Boxed element entries:
......
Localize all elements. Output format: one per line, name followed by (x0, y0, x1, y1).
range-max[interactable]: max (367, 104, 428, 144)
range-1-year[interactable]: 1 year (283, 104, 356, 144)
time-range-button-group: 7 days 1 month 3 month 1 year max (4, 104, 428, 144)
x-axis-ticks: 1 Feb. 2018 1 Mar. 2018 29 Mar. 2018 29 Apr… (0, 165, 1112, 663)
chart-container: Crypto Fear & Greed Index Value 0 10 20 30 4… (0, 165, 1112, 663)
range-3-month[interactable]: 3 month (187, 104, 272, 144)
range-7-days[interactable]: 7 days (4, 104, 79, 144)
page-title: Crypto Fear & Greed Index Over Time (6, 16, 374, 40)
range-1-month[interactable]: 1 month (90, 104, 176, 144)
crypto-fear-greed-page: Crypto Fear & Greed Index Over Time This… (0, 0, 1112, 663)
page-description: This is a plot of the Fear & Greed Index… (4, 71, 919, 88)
......
▶ [Stated problem]:
Copy out the rows word for word, covering the stretch from the start of the rows through the line containing "range-1-year[interactable]: 1 year".

▶ [Result below]:
Localize all elements. Output format: one per line, name followed by (x0, y0, x1, y1).
range-max[interactable]: max (367, 104, 428, 144)
range-1-year[interactable]: 1 year (283, 104, 356, 144)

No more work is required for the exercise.